→ **THE REQUEST**
Copy out each line featuring the string "read" from the entries beneath.

→ **TASK INPUT**
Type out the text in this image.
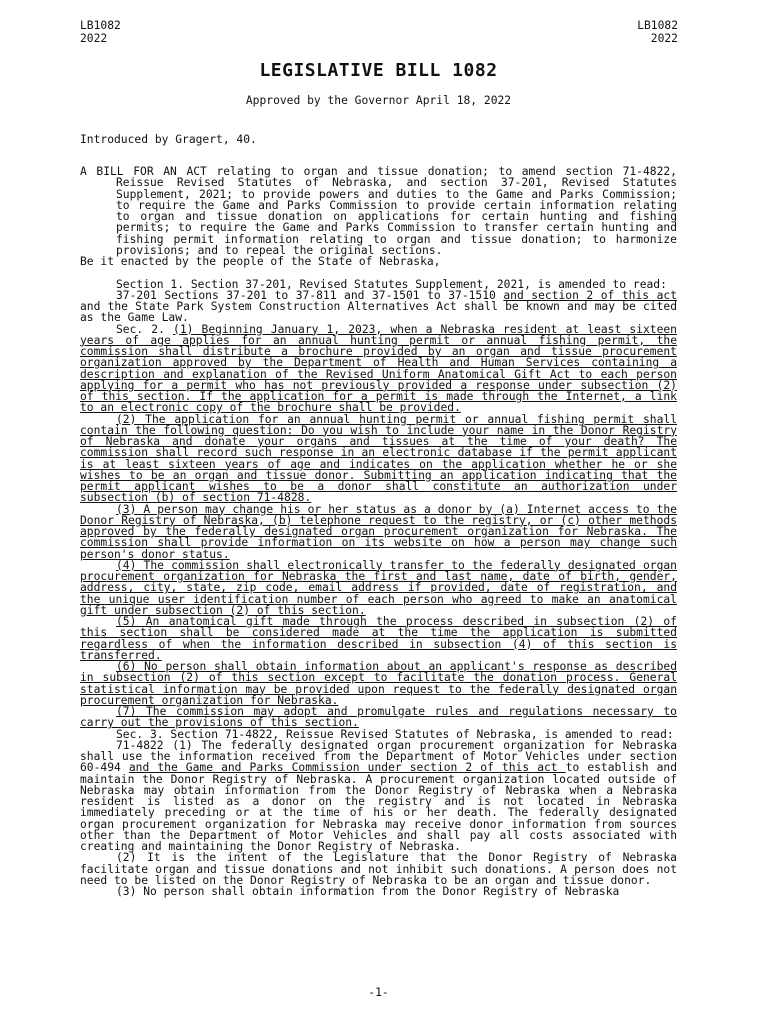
LB1082
2022
LB1082
2022
LEGISLATIVE BILL 1082
Approved by the Governor April 18, 2022
Introduced by Gragert, 40.

A BILL FOR AN ACT relating to organ and tissue donation; to amend section 71-4822, Reissue Revised Statutes of Nebraska, and section 37-201, Revised Statutes Supplement, 2021; to provide powers and duties to the Game and Parks Commission; to require the Game and Parks Commission to provide certain information relating to organ and tissue donation on applications for certain hunting and fishing permits; to require the Game and Parks Commission to transfer certain hunting and fishing permit information relating to organ and tissue donation; to harmonize provisions; and to repeal the original sections.

Be it enacted by the people of the State of Nebraska,

Section 1. Section 37-201, Revised Statutes Supplement, 2021, is amended to read:

37-201 Sections 37-201 to 37-811 and 37-1501 to 37-1510 and section 2 of this act and the State Park System Construction Alternatives Act shall be known and may be cited as the Game Law.

Sec. 2. (1) Beginning January 1, 2023, when a Nebraska resident at least sixteen years of age applies for an annual hunting permit or annual fishing permit, the commission shall distribute a brochure provided by an organ and tissue procurement organization approved by the Department of Health and Human Services containing a description and explanation of the Revised Uniform Anatomical Gift Act to each person applying for a permit who has not previously provided a response under subsection (2) of this section. If the application for a permit is made through the Internet, a link to an electronic copy of the brochure shall be provided.

(2) The application for an annual hunting permit or annual fishing permit shall contain the following question: Do you wish to include your name in the Donor Registry of Nebraska and donate your organs and tissues at the time of your death? The commission shall record such response in an electronic database if the permit applicant is at least sixteen years of age and indicates on the application whether he or she wishes to be an organ and tissue donor. Submitting an application indicating that the permit applicant wishes to be a donor shall constitute an authorization under subsection (b) of section 71-4828.

(3) A person may change his or her status as a donor by (a) Internet access to the Donor Registry of Nebraska, (b) telephone request to the registry, or (c) other methods approved by the federally designated organ procurement organization for Nebraska. The commission shall provide information on its website on how a person may change such person's donor status.

(4) The commission shall electronically transfer to the federally designated organ procurement organization for Nebraska the first and last name, date of birth, gender, address, city, state, zip code, email address if provided, date of registration, and the unique user identification number of each person who agreed to make an anatomical gift under subsection (2) of this section.

(5) An anatomical gift made through the process described in subsection (2) of this section shall be considered made at the time the application is submitted regardless of when the information described in subsection (4) of this section is transferred.

(6) No person shall obtain information about an applicant's response as described in subsection (2) of this section except to facilitate the donation process. General statistical information may be provided upon request to the federally designated organ procurement organization for Nebraska.

(7) The commission may adopt and promulgate rules and regulations necessary to carry out the provisions of this section.

Sec. 3. Section 71-4822, Reissue Revised Statutes of Nebraska, is amended to read:

71-4822 (1) The federally designated organ procurement organization for Nebraska shall use the information received from the Department of Motor Vehicles under section 60-494 and the Game and Parks Commission under section 2 of this act to establish and maintain the Donor Registry of Nebraska. A procurement organization located outside of Nebraska may obtain information from the Donor Registry of Nebraska when a Nebraska resident is listed as a donor on the registry and is not located in Nebraska immediately preceding or at the time of his or her death. The federally designated organ procurement organization for Nebraska may receive donor information from sources other than the Department of Motor Vehicles and shall pay all costs associated with creating and maintaining the Donor Registry of Nebraska.

(2) It is the intent of the Legislature that the Donor Registry of Nebraska facilitate organ and tissue donations and not inhibit such donations. A person does not need to be listed on the Donor Registry of Nebraska to be an organ and tissue donor.

(3) No person shall obtain information from the Donor Registry of Nebraska

-1-
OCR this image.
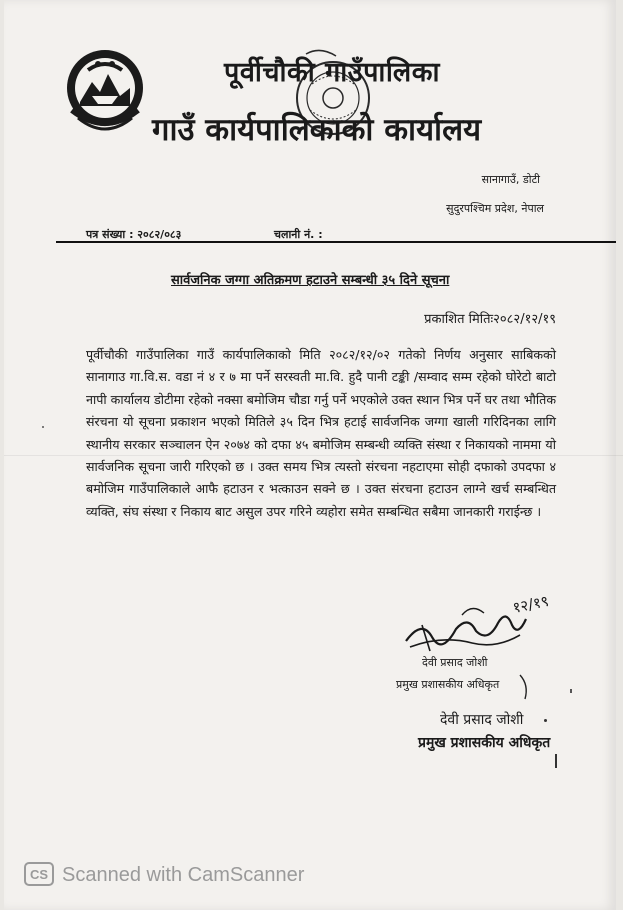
पूर्वीचौकी गाउँपालिका
गाउँ कार्यपालिकाको कार्यालय
सानागाउँ, डोटी
सुदुरपश्चिम प्रदेश, नेपाल
पत्र संख्या : २०८२/०८३	चलानी नं. :
सार्वजनिक जग्गा अतिक्रमण हटाउने सम्बन्धी ३५ दिने सूचना
प्रकाशित मितिः२०८२/१२/१९
पूर्वीचौकी गाउँपालिका गाउँ कार्यपालिकाको मिति २०८२/१२/०२ गतेको निर्णय अनुसार साबिकको सानागाउ गा.वि.स. वडा नं ४ र ७ मा पर्ने सरस्वती मा.वि. हुदै पानी टङ्की /सम्वाद सम्म रहेको घोरेटो बाटो नापी कार्यालय डोटीमा रहेको नक्सा बमोजिम चौडा गर्नु पर्ने भएकोले उक्त स्थान भित्र पर्ने घर तथा भौतिक संरचना यो सूचना प्रकाशन भएको मितिले ३५ दिन भित्र हटाई सार्वजनिक जग्गा खाली गरिदिनका लागि स्थानीय सरकार सञ्चालन ऐन २०७४ को दफा ४५ बमोजिम सम्बन्धी व्यक्ति संस्था र निकायको नाममा यो सार्वजनिक सूचना जारी गरिएको छ । उक्त समय भित्र त्यस्तो संरचना नहटाएमा सोही दफाको उपदफा ४ बमोजिम गाउँपालिकाले आफै हटाउन र भत्काउन सक्ने छ । उक्त संरचना हटाउन लाग्ने खर्च सम्बन्धित व्यक्ति, संघ संस्था र निकाय बाट असुल उपर गरिने व्यहोरा समेत सम्बन्धित सबैमा जानकारी गराईन्छ ।
१२/१९
देवी प्रसाद जोशी
प्रमुख प्रशासकीय अधिकृत
देवी प्रसाद जोशी
प्रमुख प्रशासकीय अधिकृत
CS Scanned with CamScanner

→ **EXERCISE OUTPUT**
Section 1. Section 37-201, Revised Statutes Supplement, 2021, is amended to read:
Sec. 3. Section 71-4822, Reissue Revised Statutes of Nebraska, is amended to read:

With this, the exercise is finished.